Exercise directions - Report the number of lines containing "SRMTID", with no other words.

(Collected data)
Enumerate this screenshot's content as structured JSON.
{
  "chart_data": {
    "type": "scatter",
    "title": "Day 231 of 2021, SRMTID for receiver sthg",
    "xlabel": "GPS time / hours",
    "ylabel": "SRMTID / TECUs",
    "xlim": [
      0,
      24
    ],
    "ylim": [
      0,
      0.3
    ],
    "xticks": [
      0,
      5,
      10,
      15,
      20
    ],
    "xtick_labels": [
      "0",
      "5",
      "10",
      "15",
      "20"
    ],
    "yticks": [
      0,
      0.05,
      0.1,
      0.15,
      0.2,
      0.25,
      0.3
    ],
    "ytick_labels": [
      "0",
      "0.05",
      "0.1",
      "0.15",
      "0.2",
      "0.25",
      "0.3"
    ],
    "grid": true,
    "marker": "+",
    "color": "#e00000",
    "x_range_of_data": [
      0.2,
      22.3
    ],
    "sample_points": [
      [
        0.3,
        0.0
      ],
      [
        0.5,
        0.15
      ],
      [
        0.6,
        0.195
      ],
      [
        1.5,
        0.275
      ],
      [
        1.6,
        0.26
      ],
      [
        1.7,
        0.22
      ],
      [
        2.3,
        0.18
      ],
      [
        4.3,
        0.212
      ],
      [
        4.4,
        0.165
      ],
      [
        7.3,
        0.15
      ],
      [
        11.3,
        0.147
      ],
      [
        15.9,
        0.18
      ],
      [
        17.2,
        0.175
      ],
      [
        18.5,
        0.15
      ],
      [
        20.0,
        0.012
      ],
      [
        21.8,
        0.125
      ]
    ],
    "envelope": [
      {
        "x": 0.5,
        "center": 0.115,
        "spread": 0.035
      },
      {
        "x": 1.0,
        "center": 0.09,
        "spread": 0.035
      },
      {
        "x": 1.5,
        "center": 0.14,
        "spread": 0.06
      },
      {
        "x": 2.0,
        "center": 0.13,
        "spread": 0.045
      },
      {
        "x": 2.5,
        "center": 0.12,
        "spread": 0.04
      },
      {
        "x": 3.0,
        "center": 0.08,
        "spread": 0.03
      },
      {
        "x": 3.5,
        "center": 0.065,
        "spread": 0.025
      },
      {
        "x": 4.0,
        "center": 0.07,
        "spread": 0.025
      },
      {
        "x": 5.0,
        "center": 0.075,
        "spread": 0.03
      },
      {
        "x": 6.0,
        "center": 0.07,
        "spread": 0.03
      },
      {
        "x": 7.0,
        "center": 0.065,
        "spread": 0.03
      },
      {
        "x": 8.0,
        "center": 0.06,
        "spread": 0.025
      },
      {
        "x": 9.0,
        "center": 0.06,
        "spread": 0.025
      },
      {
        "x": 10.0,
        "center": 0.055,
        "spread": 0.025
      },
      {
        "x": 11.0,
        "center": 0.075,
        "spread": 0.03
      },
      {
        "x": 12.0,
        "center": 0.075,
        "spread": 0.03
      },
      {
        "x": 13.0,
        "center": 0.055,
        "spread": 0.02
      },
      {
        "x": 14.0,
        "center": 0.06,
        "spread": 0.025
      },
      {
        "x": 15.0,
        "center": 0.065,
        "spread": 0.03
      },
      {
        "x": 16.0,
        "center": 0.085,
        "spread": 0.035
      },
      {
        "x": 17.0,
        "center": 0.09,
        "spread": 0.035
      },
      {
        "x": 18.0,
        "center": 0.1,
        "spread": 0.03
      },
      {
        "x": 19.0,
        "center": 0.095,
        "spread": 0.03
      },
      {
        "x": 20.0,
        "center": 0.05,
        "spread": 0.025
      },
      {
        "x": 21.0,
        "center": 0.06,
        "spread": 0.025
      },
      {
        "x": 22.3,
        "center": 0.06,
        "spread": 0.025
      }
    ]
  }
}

The result - 2